Goal: Reproduce each line exactly, including spacing and punctuation.

Data shown:
BEGIN

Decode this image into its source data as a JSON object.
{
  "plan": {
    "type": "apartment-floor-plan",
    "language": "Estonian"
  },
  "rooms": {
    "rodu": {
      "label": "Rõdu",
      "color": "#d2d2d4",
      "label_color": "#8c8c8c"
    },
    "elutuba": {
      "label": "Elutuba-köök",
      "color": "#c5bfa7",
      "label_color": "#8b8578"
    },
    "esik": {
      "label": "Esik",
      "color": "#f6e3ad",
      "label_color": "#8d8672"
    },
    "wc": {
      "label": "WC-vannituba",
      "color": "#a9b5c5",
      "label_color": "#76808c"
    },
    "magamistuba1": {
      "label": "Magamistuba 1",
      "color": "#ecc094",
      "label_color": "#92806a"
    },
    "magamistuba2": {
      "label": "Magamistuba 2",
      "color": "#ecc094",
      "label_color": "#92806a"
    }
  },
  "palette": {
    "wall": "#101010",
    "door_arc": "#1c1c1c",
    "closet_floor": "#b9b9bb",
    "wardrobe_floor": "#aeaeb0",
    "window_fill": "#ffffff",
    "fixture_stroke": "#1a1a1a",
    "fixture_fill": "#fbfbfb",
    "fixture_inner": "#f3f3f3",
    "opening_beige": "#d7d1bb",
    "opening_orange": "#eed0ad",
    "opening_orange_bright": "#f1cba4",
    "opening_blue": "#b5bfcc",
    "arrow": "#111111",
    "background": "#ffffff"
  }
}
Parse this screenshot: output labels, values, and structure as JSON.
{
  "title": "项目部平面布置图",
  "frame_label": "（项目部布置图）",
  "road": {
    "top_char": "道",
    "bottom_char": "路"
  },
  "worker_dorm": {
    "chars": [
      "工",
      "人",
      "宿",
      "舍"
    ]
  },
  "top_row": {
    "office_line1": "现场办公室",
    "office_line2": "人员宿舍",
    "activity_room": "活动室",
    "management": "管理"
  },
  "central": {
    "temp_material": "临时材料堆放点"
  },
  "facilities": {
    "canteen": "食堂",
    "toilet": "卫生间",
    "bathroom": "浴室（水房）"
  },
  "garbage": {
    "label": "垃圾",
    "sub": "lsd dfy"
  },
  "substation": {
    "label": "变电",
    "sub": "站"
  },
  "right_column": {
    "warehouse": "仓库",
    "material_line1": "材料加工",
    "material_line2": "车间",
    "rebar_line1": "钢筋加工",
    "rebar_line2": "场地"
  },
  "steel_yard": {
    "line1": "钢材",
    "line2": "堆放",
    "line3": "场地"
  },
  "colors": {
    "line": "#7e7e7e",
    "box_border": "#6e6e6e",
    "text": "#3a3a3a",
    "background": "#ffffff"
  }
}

END

Exercise solution:
Decode this image into its source data as a JSON object.
{
  "plan": {
    "type": "apartment-floor-plan",
    "language": "Estonian"
  },
  "rooms": {
    "rodu": {
      "label": "Rõdu",
      "color": "#d2d2d4",
      "label_color": "#8c8c8c"
    },
    "elutuba": {
      "label": "Elutuba-köök",
      "color": "#c5bfa7",
      "label_color": "#8b8578"
    },
    "esik": {
      "label": "Esik",
      "color": "#f6e3ad",
      "label_color": "#8d8672"
    },
    "wc": {
      "label": "WC-vannituba",
      "color": "#a9b5c5",
      "label_color": "#76808c"
    },
    "magamistuba1": {
      "label": "Magamistuba 1",
      "color": "#ecc094",
      "label_color": "#92806a"
    },
    "magamistuba2": {
      "label": "Magamistuba 2",
      "color": "#ecc094",
      "label_color": "#92806a"
    }
  },
  "palette": {
    "wall": "#101010",
    "door_arc": "#1c1c1c",
    "closet_floor": "#b9b9bb",
    "wardrobe_floor": "#aeaeb0",
    "window_fill": "#ffffff",
    "fixture_stroke": "#1a1a1a",
    "fixture_fill": "#fbfbfb",
    "fixture_inner": "#f3f3f3",
    "opening_beige": "#d7d1bb",
    "opening_orange": "#eed0ad",
    "opening_orange_bright": "#f1cba4",
    "opening_blue": "#b5bfcc",
    "arrow": "#111111",
    "background": "#ffffff"
  }
}
Parse this screenshot: output labels, values, and structure as JSON.
{
  "title": "项目部平面布置图",
  "frame_label": "（项目部布置图）",
  "road": {
    "top_char": "道",
    "bottom_char": "路"
  },
  "worker_dorm": {
    "chars": [
      "工",
      "人",
      "宿",
      "舍"
    ]
  },
  "top_row": {
    "office_line1": "现场办公室",
    "office_line2": "人员宿舍",
    "activity_room": "活动室",
    "management": "管理"
  },
  "central": {
    "temp_material": "临时材料堆放点"
  },
  "facilities": {
    "canteen": "食堂",
    "toilet": "卫生间",
    "bathroom": "浴室（水房）"
  },
  "garbage": {
    "label": "垃圾",
    "sub": "lsd dfy"
  },
  "substation": {
    "label": "变电",
    "sub": "站"
  },
  "right_column": {
    "warehouse": "仓库",
    "material_line1": "材料加工",
    "material_line2": "车间",
    "rebar_line1": "钢筋加工",
    "rebar_line2": "场地"
  },
  "steel_yard": {
    "line1": "钢材",
    "line2": "堆放",
    "line3": "场地"
  },
  "colors": {
    "line": "#7e7e7e",
    "box_border": "#6e6e6e",
    "text": "#3a3a3a",
    "background": "#ffffff"
  }
}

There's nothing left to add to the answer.